*Stated task*
Check every line of the entries for "Address", and copy the lines that hold it.

A run of records
·····

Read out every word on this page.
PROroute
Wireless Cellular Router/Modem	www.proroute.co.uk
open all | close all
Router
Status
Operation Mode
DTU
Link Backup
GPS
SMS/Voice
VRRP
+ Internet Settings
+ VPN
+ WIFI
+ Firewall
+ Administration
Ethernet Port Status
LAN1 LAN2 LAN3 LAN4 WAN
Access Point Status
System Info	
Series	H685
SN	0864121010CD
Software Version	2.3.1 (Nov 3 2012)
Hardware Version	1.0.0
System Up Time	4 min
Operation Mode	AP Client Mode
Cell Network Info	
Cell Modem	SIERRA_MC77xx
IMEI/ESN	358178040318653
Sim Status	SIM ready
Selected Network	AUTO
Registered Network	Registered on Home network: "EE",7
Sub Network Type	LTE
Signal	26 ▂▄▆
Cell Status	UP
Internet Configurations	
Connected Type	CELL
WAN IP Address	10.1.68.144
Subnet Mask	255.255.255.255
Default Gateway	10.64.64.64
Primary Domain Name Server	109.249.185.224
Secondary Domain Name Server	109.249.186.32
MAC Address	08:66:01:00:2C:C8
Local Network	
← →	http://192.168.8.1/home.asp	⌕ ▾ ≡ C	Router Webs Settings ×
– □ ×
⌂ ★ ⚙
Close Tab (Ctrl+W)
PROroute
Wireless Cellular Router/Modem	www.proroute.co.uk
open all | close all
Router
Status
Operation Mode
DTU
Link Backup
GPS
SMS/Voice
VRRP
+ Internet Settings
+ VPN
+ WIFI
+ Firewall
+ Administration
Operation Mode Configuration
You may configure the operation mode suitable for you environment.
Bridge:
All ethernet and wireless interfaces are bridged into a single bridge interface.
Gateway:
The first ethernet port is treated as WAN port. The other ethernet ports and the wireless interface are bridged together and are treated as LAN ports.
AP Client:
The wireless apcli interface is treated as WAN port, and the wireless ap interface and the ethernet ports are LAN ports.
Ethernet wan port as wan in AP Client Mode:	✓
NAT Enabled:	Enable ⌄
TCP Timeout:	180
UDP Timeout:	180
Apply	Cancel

·····

*Task output*
WAN IP Address	10.1.68.144
MAC Address	08:66:01:00:2C:C8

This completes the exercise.